§ **Given problem**
Wherever the word "arrow" appears in a line, extract that line.

-- Data lines start --

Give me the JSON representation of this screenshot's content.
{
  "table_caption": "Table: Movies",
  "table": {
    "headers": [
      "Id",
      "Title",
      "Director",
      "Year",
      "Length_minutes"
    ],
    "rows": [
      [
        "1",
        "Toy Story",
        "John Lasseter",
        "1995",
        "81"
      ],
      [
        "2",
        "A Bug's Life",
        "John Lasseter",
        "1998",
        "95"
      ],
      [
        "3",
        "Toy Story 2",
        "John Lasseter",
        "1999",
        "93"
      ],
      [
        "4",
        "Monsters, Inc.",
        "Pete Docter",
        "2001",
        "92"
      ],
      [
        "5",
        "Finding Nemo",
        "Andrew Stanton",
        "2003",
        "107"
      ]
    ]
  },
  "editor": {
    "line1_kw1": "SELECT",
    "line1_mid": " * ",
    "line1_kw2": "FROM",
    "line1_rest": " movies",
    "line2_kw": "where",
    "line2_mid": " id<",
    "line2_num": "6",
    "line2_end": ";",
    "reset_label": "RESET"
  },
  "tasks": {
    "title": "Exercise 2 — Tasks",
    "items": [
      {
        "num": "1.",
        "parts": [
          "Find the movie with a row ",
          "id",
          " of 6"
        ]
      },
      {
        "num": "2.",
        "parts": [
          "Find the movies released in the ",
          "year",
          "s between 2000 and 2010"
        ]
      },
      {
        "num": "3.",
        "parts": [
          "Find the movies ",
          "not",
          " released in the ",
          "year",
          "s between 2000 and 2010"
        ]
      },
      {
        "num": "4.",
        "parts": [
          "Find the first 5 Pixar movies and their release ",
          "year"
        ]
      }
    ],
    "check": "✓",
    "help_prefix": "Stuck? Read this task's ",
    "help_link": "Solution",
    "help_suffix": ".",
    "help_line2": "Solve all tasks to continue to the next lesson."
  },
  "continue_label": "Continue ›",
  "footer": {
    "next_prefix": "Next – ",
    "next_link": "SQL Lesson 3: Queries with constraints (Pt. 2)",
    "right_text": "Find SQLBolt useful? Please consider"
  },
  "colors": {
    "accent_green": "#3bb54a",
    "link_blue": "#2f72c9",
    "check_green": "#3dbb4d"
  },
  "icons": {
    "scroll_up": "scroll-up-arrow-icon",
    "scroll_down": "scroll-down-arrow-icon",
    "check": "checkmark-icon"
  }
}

-- Data lines end --

§ **Output for this exercise**
    "scroll_up": "scroll-up-arrow-icon",
    "scroll_down": "scroll-down-arrow-icon",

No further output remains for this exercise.